*Directions for this task*. All material below is to be reproduced exactly.

*Data provided*.
----------------
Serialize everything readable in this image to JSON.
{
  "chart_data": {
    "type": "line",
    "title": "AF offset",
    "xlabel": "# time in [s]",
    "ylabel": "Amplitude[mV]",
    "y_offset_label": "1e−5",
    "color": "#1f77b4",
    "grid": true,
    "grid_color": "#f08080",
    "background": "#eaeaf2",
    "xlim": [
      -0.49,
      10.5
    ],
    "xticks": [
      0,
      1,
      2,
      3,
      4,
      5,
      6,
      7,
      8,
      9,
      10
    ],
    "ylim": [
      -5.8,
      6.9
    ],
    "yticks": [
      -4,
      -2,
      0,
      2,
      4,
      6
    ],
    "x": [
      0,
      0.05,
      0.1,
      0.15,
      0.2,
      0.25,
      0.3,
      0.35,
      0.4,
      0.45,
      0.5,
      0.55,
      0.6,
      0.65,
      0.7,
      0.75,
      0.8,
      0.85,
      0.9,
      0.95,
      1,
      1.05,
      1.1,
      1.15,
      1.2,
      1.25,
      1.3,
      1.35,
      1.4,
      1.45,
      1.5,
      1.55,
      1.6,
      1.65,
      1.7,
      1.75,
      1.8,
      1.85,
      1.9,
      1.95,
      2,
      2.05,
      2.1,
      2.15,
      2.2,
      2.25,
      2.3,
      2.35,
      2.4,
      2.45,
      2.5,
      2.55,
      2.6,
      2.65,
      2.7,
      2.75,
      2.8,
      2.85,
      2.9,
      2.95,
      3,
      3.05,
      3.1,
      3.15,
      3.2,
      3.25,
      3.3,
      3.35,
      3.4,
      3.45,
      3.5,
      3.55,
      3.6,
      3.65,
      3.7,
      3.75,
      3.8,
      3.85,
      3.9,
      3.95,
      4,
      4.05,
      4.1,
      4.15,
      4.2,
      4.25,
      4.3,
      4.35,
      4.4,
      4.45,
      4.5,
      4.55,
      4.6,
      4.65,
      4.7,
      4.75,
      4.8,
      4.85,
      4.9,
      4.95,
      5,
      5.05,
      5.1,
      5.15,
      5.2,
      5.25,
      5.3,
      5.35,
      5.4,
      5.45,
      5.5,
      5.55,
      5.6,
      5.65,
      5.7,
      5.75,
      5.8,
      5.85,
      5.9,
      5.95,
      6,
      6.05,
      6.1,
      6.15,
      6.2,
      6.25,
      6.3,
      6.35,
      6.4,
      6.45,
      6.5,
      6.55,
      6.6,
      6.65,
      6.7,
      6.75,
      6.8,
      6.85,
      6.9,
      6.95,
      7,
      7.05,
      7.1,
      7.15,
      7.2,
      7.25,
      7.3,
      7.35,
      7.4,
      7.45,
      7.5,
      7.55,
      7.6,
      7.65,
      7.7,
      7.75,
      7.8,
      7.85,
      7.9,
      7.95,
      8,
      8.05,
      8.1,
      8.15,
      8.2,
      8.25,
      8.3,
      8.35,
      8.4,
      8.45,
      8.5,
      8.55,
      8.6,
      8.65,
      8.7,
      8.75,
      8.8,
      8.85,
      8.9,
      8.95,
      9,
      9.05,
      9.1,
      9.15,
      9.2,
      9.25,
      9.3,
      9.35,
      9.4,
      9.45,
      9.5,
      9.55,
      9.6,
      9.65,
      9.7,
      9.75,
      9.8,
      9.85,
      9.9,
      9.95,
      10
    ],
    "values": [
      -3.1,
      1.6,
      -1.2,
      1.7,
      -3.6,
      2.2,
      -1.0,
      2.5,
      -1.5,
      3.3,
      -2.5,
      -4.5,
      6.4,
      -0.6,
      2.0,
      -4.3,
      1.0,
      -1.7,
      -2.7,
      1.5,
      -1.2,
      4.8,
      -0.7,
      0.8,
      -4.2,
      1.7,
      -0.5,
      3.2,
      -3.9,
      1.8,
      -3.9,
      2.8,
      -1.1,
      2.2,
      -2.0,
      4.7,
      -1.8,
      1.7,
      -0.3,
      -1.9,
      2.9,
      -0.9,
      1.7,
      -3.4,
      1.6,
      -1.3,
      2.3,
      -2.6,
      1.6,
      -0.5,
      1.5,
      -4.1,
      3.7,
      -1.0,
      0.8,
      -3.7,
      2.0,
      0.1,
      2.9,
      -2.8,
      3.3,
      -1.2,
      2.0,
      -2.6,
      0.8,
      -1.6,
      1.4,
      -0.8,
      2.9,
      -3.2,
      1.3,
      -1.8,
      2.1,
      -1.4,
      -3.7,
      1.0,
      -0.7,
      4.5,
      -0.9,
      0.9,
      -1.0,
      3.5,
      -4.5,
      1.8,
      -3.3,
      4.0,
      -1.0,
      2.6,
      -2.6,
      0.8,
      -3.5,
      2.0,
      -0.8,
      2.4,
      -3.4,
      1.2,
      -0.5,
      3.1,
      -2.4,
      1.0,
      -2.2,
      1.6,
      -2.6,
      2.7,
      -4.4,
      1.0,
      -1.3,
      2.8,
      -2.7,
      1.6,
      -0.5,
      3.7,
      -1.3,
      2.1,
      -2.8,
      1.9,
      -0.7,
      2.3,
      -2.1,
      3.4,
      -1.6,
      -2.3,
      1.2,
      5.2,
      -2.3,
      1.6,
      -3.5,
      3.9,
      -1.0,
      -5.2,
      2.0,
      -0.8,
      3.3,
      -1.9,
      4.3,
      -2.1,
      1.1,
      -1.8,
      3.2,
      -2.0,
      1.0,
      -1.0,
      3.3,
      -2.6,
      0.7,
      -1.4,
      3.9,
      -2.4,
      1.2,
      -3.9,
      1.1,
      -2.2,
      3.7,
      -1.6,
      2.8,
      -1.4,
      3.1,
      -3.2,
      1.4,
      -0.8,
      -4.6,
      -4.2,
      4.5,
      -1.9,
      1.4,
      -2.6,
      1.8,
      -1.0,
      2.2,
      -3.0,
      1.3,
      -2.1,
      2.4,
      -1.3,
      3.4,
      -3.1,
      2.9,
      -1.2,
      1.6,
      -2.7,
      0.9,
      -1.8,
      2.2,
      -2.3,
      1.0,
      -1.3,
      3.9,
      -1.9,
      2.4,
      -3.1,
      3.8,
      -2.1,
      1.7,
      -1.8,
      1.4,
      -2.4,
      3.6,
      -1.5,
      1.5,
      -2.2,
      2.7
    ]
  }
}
----------------
*Response to this exercise*.
Serialize everything readable in this image to JSON.
{
  "chart_data": {
    "type": "line",
    "title": "AF offset",
    "xlabel": "# time in [s]",
    "ylabel": "Amplitude[mV]",
    "y_offset_label": "1e−5",
    "color": "#1f77b4",
    "grid": true,
    "grid_color": "#f08080",
    "background": "#eaeaf2",
    "xlim": [
      -0.49,
      10.5
    ],
    "xticks": [
      0,
      1,
      2,
      3,
      4,
      5,
      6,
      7,
      8,
      9,
      10
    ],
    "ylim": [
      -5.8,
      6.9
    ],
    "yticks": [
      -4,
      -2,
      0,
      2,
      4,
      6
    ],
    "x": [
      0,
      0.05,
      0.1,
      0.15,
      0.2,
      0.25,
      0.3,
      0.35,
      0.4,
      0.45,
      0.5,
      0.55,
      0.6,
      0.65,
      0.7,
      0.75,
      0.8,
      0.85,
      0.9,
      0.95,
      1,
      1.05,
      1.1,
      1.15,
      1.2,
      1.25,
      1.3,
      1.35,
      1.4,
      1.45,
      1.5,
      1.55,
      1.6,
      1.65,
      1.7,
      1.75,
      1.8,
      1.85,
      1.9,
      1.95,
      2,
      2.05,
      2.1,
      2.15,
      2.2,
      2.25,
      2.3,
      2.35,
      2.4,
      2.45,
      2.5,
      2.55,
      2.6,
      2.65,
      2.7,
      2.75,
      2.8,
      2.85,
      2.9,
      2.95,
      3,
      3.05,
      3.1,
      3.15,
      3.2,
      3.25,
      3.3,
      3.35,
      3.4,
      3.45,
      3.5,
      3.55,
      3.6,
      3.65,
      3.7,
      3.75,
      3.8,
      3.85,
      3.9,
      3.95,
      4,
      4.05,
      4.1,
      4.15,
      4.2,
      4.25,
      4.3,
      4.35,
      4.4,
      4.45,
      4.5,
      4.55,
      4.6,
      4.65,
      4.7,
      4.75,
      4.8,
      4.85,
      4.9,
      4.95,
      5,
      5.05,
      5.1,
      5.15,
      5.2,
      5.25,
      5.3,
      5.35,
      5.4,
      5.45,
      5.5,
      5.55,
      5.6,
      5.65,
      5.7,
      5.75,
      5.8,
      5.85,
      5.9,
      5.95,
      6,
      6.05,
      6.1,
      6.15,
      6.2,
      6.25,
      6.3,
      6.35,
      6.4,
      6.45,
      6.5,
      6.55,
      6.6,
      6.65,
      6.7,
      6.75,
      6.8,
      6.85,
      6.9,
      6.95,
      7,
      7.05,
      7.1,
      7.15,
      7.2,
      7.25,
      7.3,
      7.35,
      7.4,
      7.45,
      7.5,
      7.55,
      7.6,
      7.65,
      7.7,
      7.75,
      7.8,
      7.85,
      7.9,
      7.95,
      8,
      8.05,
      8.1,
      8.15,
      8.2,
      8.25,
      8.3,
      8.35,
      8.4,
      8.45,
      8.5,
      8.55,
      8.6,
      8.65,
      8.7,
      8.75,
      8.8,
      8.85,
      8.9,
      8.95,
      9,
      9.05,
      9.1,
      9.15,
      9.2,
      9.25,
      9.3,
      9.35,
      9.4,
      9.45,
      9.5,
      9.55,
      9.6,
      9.65,
      9.7,
      9.75,
      9.8,
      9.85,
      9.9,
      9.95,
      10
    ],
    "values": [
      -3.1,
      1.6,
      -1.2,
      1.7,
      -3.6,
      2.2,
      -1.0,
      2.5,
      -1.5,
      3.3,
      -2.5,
      -4.5,
      6.4,
      -0.6,
      2.0,
      -4.3,
      1.0,
      -1.7,
      -2.7,
      1.5,
      -1.2,
      4.8,
      -0.7,
      0.8,
      -4.2,
      1.7,
      -0.5,
      3.2,
      -3.9,
      1.8,
      -3.9,
      2.8,
      -1.1,
      2.2,
      -2.0,
      4.7,
      -1.8,
      1.7,
      -0.3,
      -1.9,
      2.9,
      -0.9,
      1.7,
      -3.4,
      1.6,
      -1.3,
      2.3,
      -2.6,
      1.6,
      -0.5,
      1.5,
      -4.1,
      3.7,
      -1.0,
      0.8,
      -3.7,
      2.0,
      0.1,
      2.9,
      -2.8,
      3.3,
      -1.2,
      2.0,
      -2.6,
      0.8,
      -1.6,
      1.4,
      -0.8,
      2.9,
      -3.2,
      1.3,
      -1.8,
      2.1,
      -1.4,
      -3.7,
      1.0,
      -0.7,
      4.5,
      -0.9,
      0.9,
      -1.0,
      3.5,
      -4.5,
      1.8,
      -3.3,
      4.0,
      -1.0,
      2.6,
      -2.6,
      0.8,
      -3.5,
      2.0,
      -0.8,
      2.4,
      -3.4,
      1.2,
      -0.5,
      3.1,
      -2.4,
      1.0,
      -2.2,
      1.6,
      -2.6,
      2.7,
      -4.4,
      1.0,
      -1.3,
      2.8,
      -2.7,
      1.6,
      -0.5,
      3.7,
      -1.3,
      2.1,
      -2.8,
      1.9,
      -0.7,
      2.3,
      -2.1,
      3.4,
      -1.6,
      -2.3,
      1.2,
      5.2,
      -2.3,
      1.6,
      -3.5,
      3.9,
      -1.0,
      -5.2,
      2.0,
      -0.8,
      3.3,
      -1.9,
      4.3,
      -2.1,
      1.1,
      -1.8,
      3.2,
      -2.0,
      1.0,
      -1.0,
      3.3,
      -2.6,
      0.7,
      -1.4,
      3.9,
      -2.4,
      1.2,
      -3.9,
      1.1,
      -2.2,
      3.7,
      -1.6,
      2.8,
      -1.4,
      3.1,
      -3.2,
      1.4,
      -0.8,
      -4.6,
      -4.2,
      4.5,
      -1.9,
      1.4,
      -2.6,
      1.8,
      -1.0,
      2.2,
      -3.0,
      1.3,
      -2.1,
      2.4,
      -1.3,
      3.4,
      -3.1,
      2.9,
      -1.2,
      1.6,
      -2.7,
      0.9,
      -1.8,
      2.2,
      -2.3,
      1.0,
      -1.3,
      3.9,
      -1.9,
      2.4,
      -3.1,
      3.8,
      -2.1,
      1.7,
      -1.8,
      1.4,
      -2.4,
      3.6,
      -1.5,
      1.5,
      -2.2,
      2.7
    ]
  }
}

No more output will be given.